TASK DETAILS | Provide an exact reproduction of every entry.

--

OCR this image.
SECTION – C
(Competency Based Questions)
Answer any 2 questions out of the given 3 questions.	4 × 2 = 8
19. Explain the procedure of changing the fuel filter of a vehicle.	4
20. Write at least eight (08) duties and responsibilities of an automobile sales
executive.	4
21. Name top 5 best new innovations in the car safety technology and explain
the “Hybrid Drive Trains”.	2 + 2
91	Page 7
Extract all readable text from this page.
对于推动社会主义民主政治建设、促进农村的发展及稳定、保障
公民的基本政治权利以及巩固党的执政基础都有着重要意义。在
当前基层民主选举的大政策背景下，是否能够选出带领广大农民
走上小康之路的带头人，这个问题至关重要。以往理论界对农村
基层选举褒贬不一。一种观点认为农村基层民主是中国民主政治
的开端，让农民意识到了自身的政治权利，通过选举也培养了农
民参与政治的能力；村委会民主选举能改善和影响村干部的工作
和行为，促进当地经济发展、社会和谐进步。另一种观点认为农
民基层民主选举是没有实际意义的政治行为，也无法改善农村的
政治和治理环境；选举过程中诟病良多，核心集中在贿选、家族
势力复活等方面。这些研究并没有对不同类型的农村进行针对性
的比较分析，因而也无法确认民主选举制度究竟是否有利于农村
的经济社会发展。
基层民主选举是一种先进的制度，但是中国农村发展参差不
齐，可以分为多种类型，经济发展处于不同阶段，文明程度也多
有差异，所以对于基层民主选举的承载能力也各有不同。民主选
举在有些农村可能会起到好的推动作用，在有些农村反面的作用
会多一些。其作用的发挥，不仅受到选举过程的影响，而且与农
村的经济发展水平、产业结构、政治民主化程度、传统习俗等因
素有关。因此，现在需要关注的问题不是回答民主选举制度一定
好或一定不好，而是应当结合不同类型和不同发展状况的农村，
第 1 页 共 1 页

--

COMPLETED TASK |
OCR this image.
SECTION – C
(Competency Based Questions)
Answer any 2 questions out of the given 3 questions.	4 × 2 = 8
19. Explain the procedure of changing the fuel filter of a vehicle.	4
20. Write at least eight (08) duties and responsibilities of an automobile sales
executive.	4
21. Name top 5 best new innovations in the car safety technology and explain
the “Hybrid Drive Trains”.	2 + 2
91	Page 7
Extract all readable text from this page.
对于推动社会主义民主政治建设、促进农村的发展及稳定、保障
公民的基本政治权利以及巩固党的执政基础都有着重要意义。在
当前基层民主选举的大政策背景下，是否能够选出带领广大农民
走上小康之路的带头人，这个问题至关重要。以往理论界对农村
基层选举褒贬不一。一种观点认为农村基层民主是中国民主政治
的开端，让农民意识到了自身的政治权利，通过选举也培养了农
民参与政治的能力；村委会民主选举能改善和影响村干部的工作
和行为，促进当地经济发展、社会和谐进步。另一种观点认为农
民基层民主选举是没有实际意义的政治行为，也无法改善农村的
政治和治理环境；选举过程中诟病良多，核心集中在贿选、家族
势力复活等方面。这些研究并没有对不同类型的农村进行针对性
的比较分析，因而也无法确认民主选举制度究竟是否有利于农村
的经济社会发展。
基层民主选举是一种先进的制度，但是中国农村发展参差不
齐，可以分为多种类型，经济发展处于不同阶段，文明程度也多
有差异，所以对于基层民主选举的承载能力也各有不同。民主选
举在有些农村可能会起到好的推动作用，在有些农村反面的作用
会多一些。其作用的发挥，不仅受到选举过程的影响，而且与农
村的经济发展水平、产业结构、政治民主化程度、传统习俗等因
素有关。因此，现在需要关注的问题不是回答民主选举制度一定
好或一定不好，而是应当结合不同类型和不同发展状况的农村，
第 1 页 共 1 页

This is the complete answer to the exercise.